Exercise prompt:
Report all lines from the entries below in which "میڈیا" appears.

[Chart and figure data]
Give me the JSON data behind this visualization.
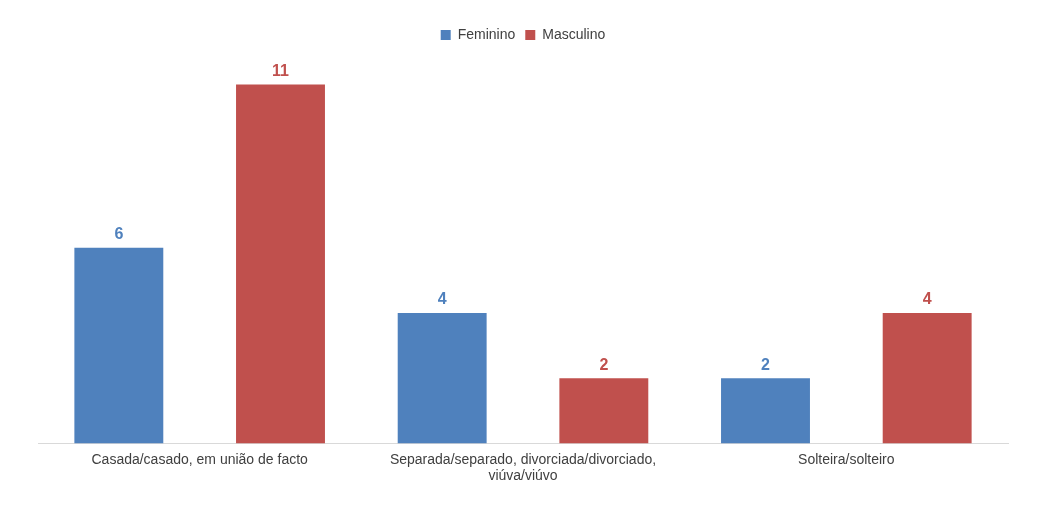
{
  "chart_data": {
    "type": "bar",
    "categories": [
      "Casada/casado, em união de facto",
      "Separada/separado, divorciada/divorciado, viúva/viúvo",
      "Solteira/solteiro"
    ],
    "series": [
      {
        "name": "Feminino",
        "color": "#4f81bd",
        "values": [
          6,
          4,
          2
        ]
      },
      {
        "name": "Masculino",
        "color": "#c0504d",
        "values": [
          11,
          2,
          4
        ]
      }
    ],
    "data_labels": true,
    "legend": "top",
    "grid": false,
    "tick_labels": "x"
  }
}
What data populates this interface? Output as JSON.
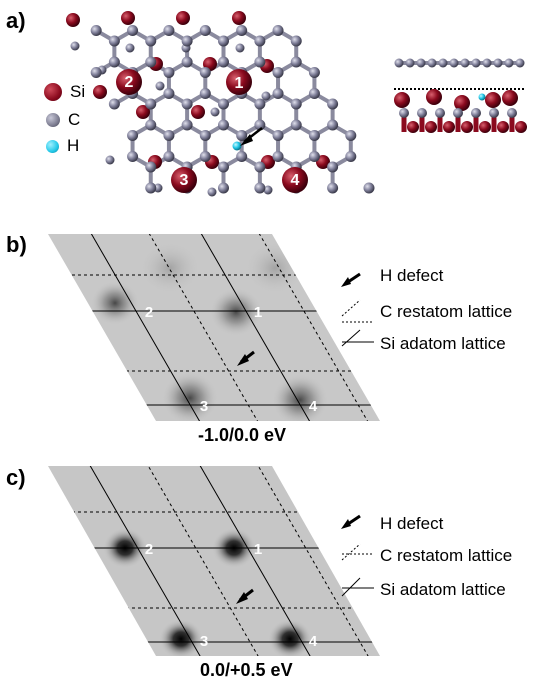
{
  "panels": {
    "a": {
      "label": "a)",
      "legend": [
        {
          "symbol": "Si",
          "color": "#8b0a1e"
        },
        {
          "symbol": "C",
          "color": "#7c7c90"
        },
        {
          "symbol": "H",
          "color": "#22c8e8"
        }
      ],
      "site_labels": [
        "1",
        "2",
        "3",
        "4"
      ]
    },
    "b": {
      "label": "b)",
      "energy": "-1.0/0.0 eV",
      "site_labels": [
        "1",
        "2",
        "3",
        "4"
      ]
    },
    "c": {
      "label": "c)",
      "energy": "0.0/+0.5 eV",
      "site_labels": [
        "1",
        "2",
        "3",
        "4"
      ]
    }
  },
  "legend_bc": {
    "h_defect": "H defect",
    "c_restatom": "C restatom lattice",
    "si_adatom": "Si adatom lattice"
  },
  "colors": {
    "si": "#8b0a1e",
    "c": "#7c7c90",
    "h": "#22c8e8",
    "stm_bg": "#c4c4c4"
  }
}
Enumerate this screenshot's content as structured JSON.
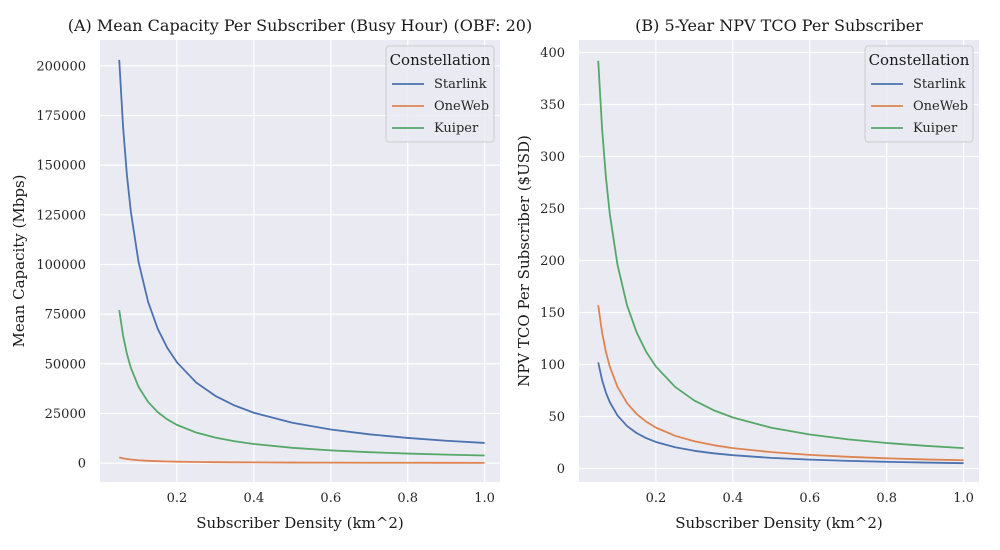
{
  "chart_data": [
    {
      "type": "line",
      "title": "(A) Mean Capacity Per Subscriber (Busy Hour) (OBF: 20)",
      "xlabel": "Subscriber Density (km^2)",
      "ylabel": "Mean Capacity (Mbps)",
      "xlim": [
        0,
        1.04
      ],
      "ylim": [
        -9500,
        213000
      ],
      "xticks": [
        0.2,
        0.4,
        0.6,
        0.8,
        1.0
      ],
      "xtick_labels": [
        "0.2",
        "0.4",
        "0.6",
        "0.8",
        "1.0"
      ],
      "yticks": [
        0,
        25000,
        50000,
        75000,
        100000,
        125000,
        150000,
        175000,
        200000
      ],
      "ytick_labels": [
        "0",
        "25000",
        "50000",
        "75000",
        "100000",
        "125000",
        "150000",
        "175000",
        "200000"
      ],
      "grid": true,
      "legend": {
        "title": "Constellation",
        "placement": "top-right"
      },
      "x": [
        0.05,
        0.06,
        0.07,
        0.08,
        0.1,
        0.125,
        0.15,
        0.175,
        0.2,
        0.25,
        0.3,
        0.35,
        0.4,
        0.5,
        0.6,
        0.7,
        0.8,
        0.9,
        1.0
      ],
      "series": [
        {
          "name": "Starlink",
          "color": "#4c72b0",
          "values": [
            203000,
            169167,
            145000,
            126875,
            101500,
            81200,
            67667,
            58000,
            50750,
            40600,
            33833,
            29000,
            25375,
            20300,
            16917,
            14500,
            12688,
            11278,
            10150
          ]
        },
        {
          "name": "OneWeb",
          "color": "#dd8452",
          "values": [
            2900,
            2417,
            2071,
            1813,
            1450,
            1160,
            967,
            829,
            725,
            580,
            483,
            414,
            363,
            290,
            242,
            207,
            181,
            161,
            145
          ]
        },
        {
          "name": "Kuiper",
          "color": "#55a868",
          "values": [
            77000,
            64167,
            55000,
            48125,
            38500,
            30800,
            25667,
            22000,
            19250,
            15400,
            12833,
            11000,
            9625,
            7700,
            6417,
            5500,
            4813,
            4278,
            3850
          ]
        }
      ]
    },
    {
      "type": "line",
      "title": "(B) 5-Year NPV TCO Per Subscriber",
      "xlabel": "Subscriber Density (km^2)",
      "ylabel": "NPV TCO Per Subscriber ($USD)",
      "xlim": [
        0,
        1.04
      ],
      "ylim": [
        -13,
        412
      ],
      "xticks": [
        0.2,
        0.4,
        0.6,
        0.8,
        1.0
      ],
      "xtick_labels": [
        "0.2",
        "0.4",
        "0.6",
        "0.8",
        "1.0"
      ],
      "yticks": [
        0,
        50,
        100,
        150,
        200,
        250,
        300,
        350,
        400
      ],
      "ytick_labels": [
        "0",
        "50",
        "100",
        "150",
        "200",
        "250",
        "300",
        "350",
        "400"
      ],
      "grid": true,
      "legend": {
        "title": "Constellation",
        "placement": "top-right"
      },
      "x": [
        0.05,
        0.06,
        0.07,
        0.08,
        0.1,
        0.125,
        0.15,
        0.175,
        0.2,
        0.25,
        0.3,
        0.35,
        0.4,
        0.5,
        0.6,
        0.7,
        0.8,
        0.9,
        1.0
      ],
      "series": [
        {
          "name": "Starlink",
          "color": "#4c72b0",
          "values": [
            102,
            85,
            72.9,
            63.8,
            51,
            40.8,
            34,
            29.1,
            25.5,
            20.4,
            17,
            14.6,
            12.8,
            10.2,
            8.5,
            7.3,
            6.4,
            5.7,
            5.1
          ]
        },
        {
          "name": "OneWeb",
          "color": "#dd8452",
          "values": [
            157,
            130.8,
            112.1,
            98.1,
            78.5,
            62.8,
            52.3,
            44.9,
            39.3,
            31.4,
            26.2,
            22.4,
            19.6,
            15.7,
            13.1,
            11.2,
            9.8,
            8.7,
            7.9
          ]
        },
        {
          "name": "Kuiper",
          "color": "#55a868",
          "values": [
            392,
            326.7,
            280,
            245,
            196,
            156.8,
            130.7,
            112,
            98,
            78.4,
            65.3,
            56,
            49,
            39.2,
            32.7,
            28,
            24.5,
            21.8,
            19.6
          ]
        }
      ]
    }
  ]
}
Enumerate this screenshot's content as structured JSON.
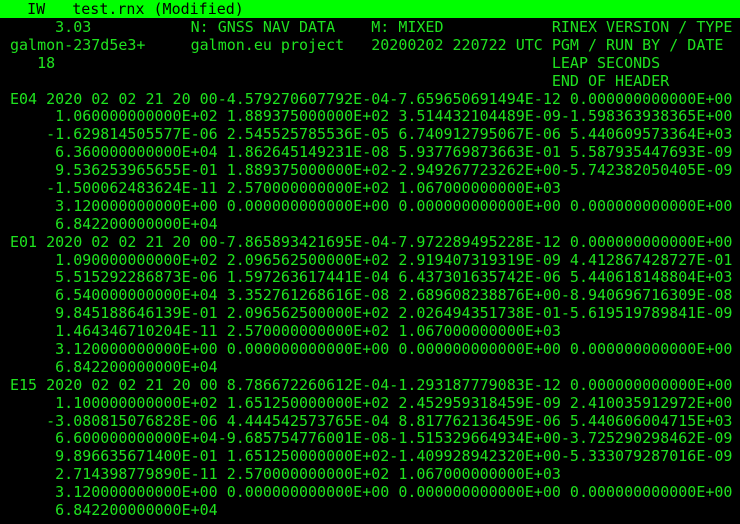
{
  "titlebar": {
    "mode": "IW",
    "filename": "test.rnx",
    "status": "(Modified)"
  },
  "lines": [
    "     3.03           N: GNSS NAV DATA    M: MIXED            RINEX VERSION / TYPE",
    "galmon-237d5e3+     galmon.eu project   20200202 220722 UTC PGM / RUN BY / DATE",
    "   18                                                       LEAP SECONDS",
    "                                                            END OF HEADER",
    "E04 2020 02 02 21 20 00-4.579270607792E-04-7.659650691494E-12 0.000000000000E+00",
    "     1.060000000000E+02 1.889375000000E+02 3.514432104489E-09-1.598363938365E+00",
    "    -1.629814505577E-06 2.545525785536E-05 6.740912795067E-06 5.440609573364E+03",
    "     6.360000000000E+04 1.862645149231E-08 5.937769873663E-01 5.587935447693E-09",
    "     9.536253965655E-01 1.889375000000E+02-2.949267723262E+00-5.742382050405E-09",
    "    -1.500062483624E-11 2.570000000000E+02 1.067000000000E+03",
    "     3.120000000000E+00 0.000000000000E+00 0.000000000000E+00 0.000000000000E+00",
    "     6.842200000000E+04",
    "E01 2020 02 02 21 20 00-7.865893421695E-04-7.972289495228E-12 0.000000000000E+00",
    "     1.090000000000E+02 2.096562500000E+02 2.919407319319E-09 4.412867428727E-01",
    "     5.515292286873E-06 1.597263617441E-04 6.437301635742E-06 5.440618148804E+03",
    "     6.540000000000E+04 3.352761268616E-08 2.689608238876E+00-8.940696716309E-08",
    "     9.845188646139E-01 2.096562500000E+02 2.026494351738E-01-5.619519789841E-09",
    "     1.464346710204E-11 2.570000000000E+02 1.067000000000E+03",
    "     3.120000000000E+00 0.000000000000E+00 0.000000000000E+00 0.000000000000E+00",
    "     6.842200000000E+04",
    "E15 2020 02 02 21 20 00 8.786672260612E-04-1.293187779083E-12 0.000000000000E+00",
    "     1.100000000000E+02 1.651250000000E+02 2.452959318459E-09 2.410035912972E+00",
    "    -3.080815076828E-06 4.444542573765E-04 8.817762136459E-06 5.440606004715E+03",
    "     6.600000000000E+04-9.685754776001E-08-1.515329664934E+00-3.725290298462E-09",
    "     9.896635671400E-01 1.651250000000E+02-1.409928942320E+00-5.333079287016E-09",
    "     2.714398779890E-11 2.570000000000E+02 1.067000000000E+03",
    "     3.120000000000E+00 0.000000000000E+00 0.000000000000E+00 0.000000000000E+00",
    "     6.842200000000E+04"
  ],
  "colors": {
    "titlebar_bg": "#00ff00",
    "text": "#1fe31f",
    "background": "#000000"
  }
}
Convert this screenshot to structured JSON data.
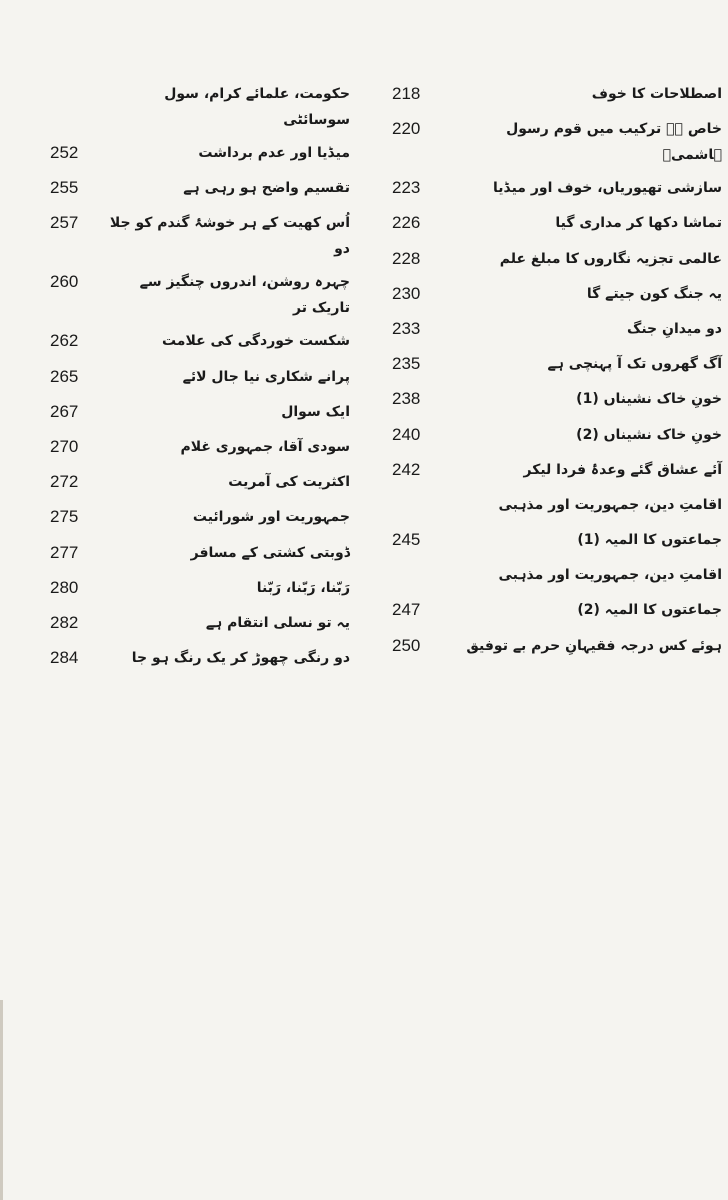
{
  "right_column": {
    "entries": [
      {
        "title": "اصطلاحات کا خوف",
        "page": "218"
      },
      {
        "title": "خاص ہے ترکیب میں قوم رسول ہاشمیؐ",
        "page": "220"
      },
      {
        "title": "سازشی تھیوریاں، خوف اور میڈیا",
        "page": "223"
      },
      {
        "title": "تماشا دکھا کر مداری گیا",
        "page": "226"
      },
      {
        "title": "عالمی تجزیہ نگاروں کا مبلغ علم",
        "page": "228"
      },
      {
        "title": "یہ جنگ کون جیتے گا",
        "page": "230"
      },
      {
        "title": "دو میدانِ جنگ",
        "page": "233"
      },
      {
        "title": "آگ گھروں تک آ پہنچی ہے",
        "page": "235"
      },
      {
        "title": "خونِ خاک نشیناں (1)",
        "page": "238"
      },
      {
        "title": "خونِ خاک نشیناں (2)",
        "page": "240"
      },
      {
        "title": "آئے عشاق گئے وعدۂ فردا لیکر",
        "page": "242"
      },
      {
        "title": "اقامتِ دین، جمہوریت اور مذہبی",
        "page": ""
      },
      {
        "title": "جماعتوں کا المیہ (1)",
        "page": "245"
      },
      {
        "title": "اقامتِ دین، جمہوریت اور مذہبی",
        "page": ""
      },
      {
        "title": "جماعتوں کا المیہ (2)",
        "page": "247"
      },
      {
        "title": "ہوئے کس درجہ فقیہانِ حرم بے توفیق",
        "page": "250"
      }
    ]
  },
  "left_column": {
    "entries": [
      {
        "title": "حکومت، علمائے کرام، سول سوسائٹی",
        "page": ""
      },
      {
        "title": "میڈیا اور عدم برداشت",
        "page": "252"
      },
      {
        "title": "تقسیم واضح ہو رہی ہے",
        "page": "255"
      },
      {
        "title": "اُس کھیت کے ہر خوشۂ گندم کو جلا دو",
        "page": "257"
      },
      {
        "title": "چہرہ روشن، اندروں چنگیز سے تاریک تر",
        "page": "260"
      },
      {
        "title": "شکست خوردگی کی علامت",
        "page": "262"
      },
      {
        "title": "پرانے شکاری نیا جال لائے",
        "page": "265"
      },
      {
        "title": "ایک سوال",
        "page": "267"
      },
      {
        "title": "سودی آقا، جمہوری غلام",
        "page": "270"
      },
      {
        "title": "اکثریت کی آمریت",
        "page": "272"
      },
      {
        "title": "جمہوریت اور شورائیت",
        "page": "275"
      },
      {
        "title": "ڈوبتی کشتی کے مسافر",
        "page": "277"
      },
      {
        "title": "رَبّنا، رَبّنا، رَبّنا",
        "page": "280"
      },
      {
        "title": "یہ تو نسلی انتقام ہے",
        "page": "282"
      },
      {
        "title": "دو رنگی چھوڑ کر یک رنگ ہو جا",
        "page": "284"
      }
    ]
  }
}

Reply to the exercise:
        "title": "سازشی تھیوریاں، خوف اور میڈیا",
        "title": "میڈیا اور عدم برداشت",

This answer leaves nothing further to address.